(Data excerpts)
--
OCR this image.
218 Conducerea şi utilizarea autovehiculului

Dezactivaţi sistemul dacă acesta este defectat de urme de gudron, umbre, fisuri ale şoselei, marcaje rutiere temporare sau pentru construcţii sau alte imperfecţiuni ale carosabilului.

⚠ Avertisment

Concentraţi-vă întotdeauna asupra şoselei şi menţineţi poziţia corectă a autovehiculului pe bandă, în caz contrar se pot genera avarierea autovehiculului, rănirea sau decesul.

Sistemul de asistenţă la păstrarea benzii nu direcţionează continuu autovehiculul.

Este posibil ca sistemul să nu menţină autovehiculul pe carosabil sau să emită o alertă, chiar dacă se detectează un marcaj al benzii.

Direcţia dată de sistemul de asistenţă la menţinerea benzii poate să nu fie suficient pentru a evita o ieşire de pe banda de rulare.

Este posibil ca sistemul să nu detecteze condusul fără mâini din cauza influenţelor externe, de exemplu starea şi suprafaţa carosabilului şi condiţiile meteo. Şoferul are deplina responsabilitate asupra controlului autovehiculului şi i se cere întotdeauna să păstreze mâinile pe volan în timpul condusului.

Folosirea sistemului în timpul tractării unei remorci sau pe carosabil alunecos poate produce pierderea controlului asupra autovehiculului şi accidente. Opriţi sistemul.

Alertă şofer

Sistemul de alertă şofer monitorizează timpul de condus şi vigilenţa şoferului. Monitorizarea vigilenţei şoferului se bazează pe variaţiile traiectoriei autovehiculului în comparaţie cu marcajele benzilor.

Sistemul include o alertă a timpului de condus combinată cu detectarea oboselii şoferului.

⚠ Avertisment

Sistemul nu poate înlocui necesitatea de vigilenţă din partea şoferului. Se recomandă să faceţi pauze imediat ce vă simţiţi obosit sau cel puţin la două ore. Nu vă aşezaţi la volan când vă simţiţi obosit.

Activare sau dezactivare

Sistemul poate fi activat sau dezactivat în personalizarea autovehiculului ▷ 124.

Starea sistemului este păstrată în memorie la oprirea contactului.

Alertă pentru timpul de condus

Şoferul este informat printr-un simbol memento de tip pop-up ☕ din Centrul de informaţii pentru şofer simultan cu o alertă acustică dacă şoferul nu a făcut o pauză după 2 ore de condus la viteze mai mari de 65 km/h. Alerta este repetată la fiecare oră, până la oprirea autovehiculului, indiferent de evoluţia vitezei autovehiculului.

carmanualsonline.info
--
Return all of the entries exactly as they were supplied.

OCR this image.
218 Conducerea şi utilizarea autovehiculului

Dezactivaţi sistemul dacă acesta este defectat de urme de gudron, umbre, fisuri ale şoselei, marcaje rutiere temporare sau pentru construcţii sau alte imperfecţiuni ale carosabilului.

⚠ Avertisment

Concentraţi-vă întotdeauna asupra şoselei şi menţineţi poziţia corectă a autovehiculului pe bandă, în caz contrar se pot genera avarierea autovehiculului, rănirea sau decesul.

Sistemul de asistenţă la păstrarea benzii nu direcţionează continuu autovehiculul.

Este posibil ca sistemul să nu menţină autovehiculul pe carosabil sau să emită o alertă, chiar dacă se detectează un marcaj al benzii.

Direcţia dată de sistemul de asistenţă la menţinerea benzii poate să nu fie suficient pentru a evita o ieşire de pe banda de rulare.

Este posibil ca sistemul să nu detecteze condusul fără mâini din cauza influenţelor externe, de exemplu starea şi suprafaţa carosabilului şi condiţiile meteo. Şoferul are deplina responsabilitate asupra controlului autovehiculului şi i se cere întotdeauna să păstreze mâinile pe volan în timpul condusului.

Folosirea sistemului în timpul tractării unei remorci sau pe carosabil alunecos poate produce pierderea controlului asupra autovehiculului şi accidente. Opriţi sistemul.

Alertă şofer

Sistemul de alertă şofer monitorizează timpul de condus şi vigilenţa şoferului. Monitorizarea vigilenţei şoferului se bazează pe variaţiile traiectoriei autovehiculului în comparaţie cu marcajele benzilor.

Sistemul include o alertă a timpului de condus combinată cu detectarea oboselii şoferului.

⚠ Avertisment

Sistemul nu poate înlocui necesitatea de vigilenţă din partea şoferului. Se recomandă să faceţi pauze imediat ce vă simţiţi obosit sau cel puţin la două ore. Nu vă aşezaţi la volan când vă simţiţi obosit.

Activare sau dezactivare

Sistemul poate fi activat sau dezactivat în personalizarea autovehiculului ▷ 124.

Starea sistemului este păstrată în memorie la oprirea contactului.

Alertă pentru timpul de condus

Şoferul este informat printr-un simbol memento de tip pop-up ☕ din Centrul de informaţii pentru şofer simultan cu o alertă acustică dacă şoferul nu a făcut o pauză după 2 ore de condus la viteze mai mari de 65 km/h. Alerta este repetată la fiecare oră, până la oprirea autovehiculului, indiferent de evoluţia vitezei autovehiculului.

carmanualsonline.info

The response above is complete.